Without the images, output each record below as it stands.

+++

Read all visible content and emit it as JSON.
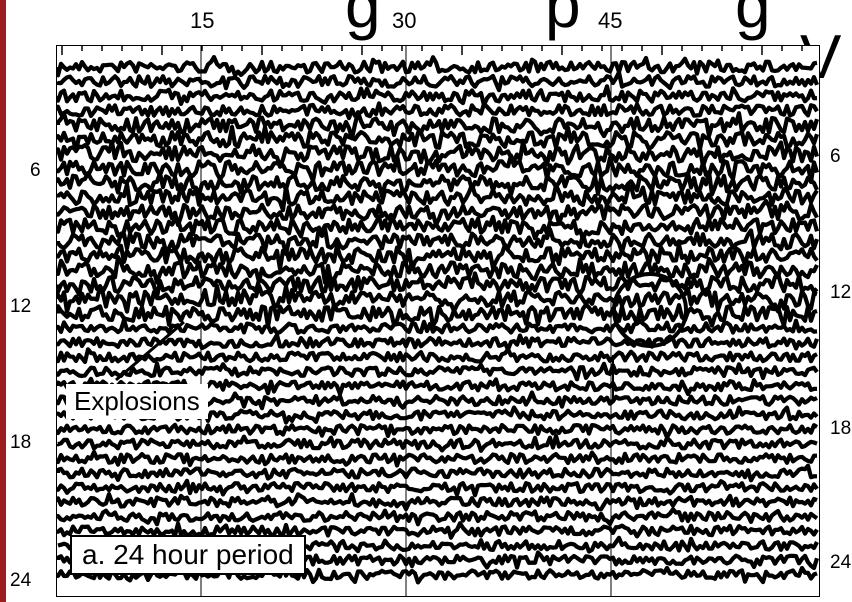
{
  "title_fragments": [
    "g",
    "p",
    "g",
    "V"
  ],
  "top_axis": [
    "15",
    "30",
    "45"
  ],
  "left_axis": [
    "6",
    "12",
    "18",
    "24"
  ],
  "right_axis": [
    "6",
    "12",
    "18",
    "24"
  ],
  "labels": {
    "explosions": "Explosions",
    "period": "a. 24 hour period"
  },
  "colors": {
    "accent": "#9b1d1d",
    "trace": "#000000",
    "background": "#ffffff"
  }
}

+++

◆ **RESPONSE**:
Read all visible content and emit it as JSON.
{
  "title_fragments": [
    "g",
    "p",
    "g",
    "V"
  ],
  "top_axis": [
    "15",
    "30",
    "45"
  ],
  "left_axis": [
    "6",
    "12",
    "18",
    "24"
  ],
  "right_axis": [
    "6",
    "12",
    "18",
    "24"
  ],
  "labels": {
    "explosions": "Explosions",
    "period": "a. 24 hour period"
  },
  "colors": {
    "accent": "#9b1d1d",
    "trace": "#000000",
    "background": "#ffffff"
  }
}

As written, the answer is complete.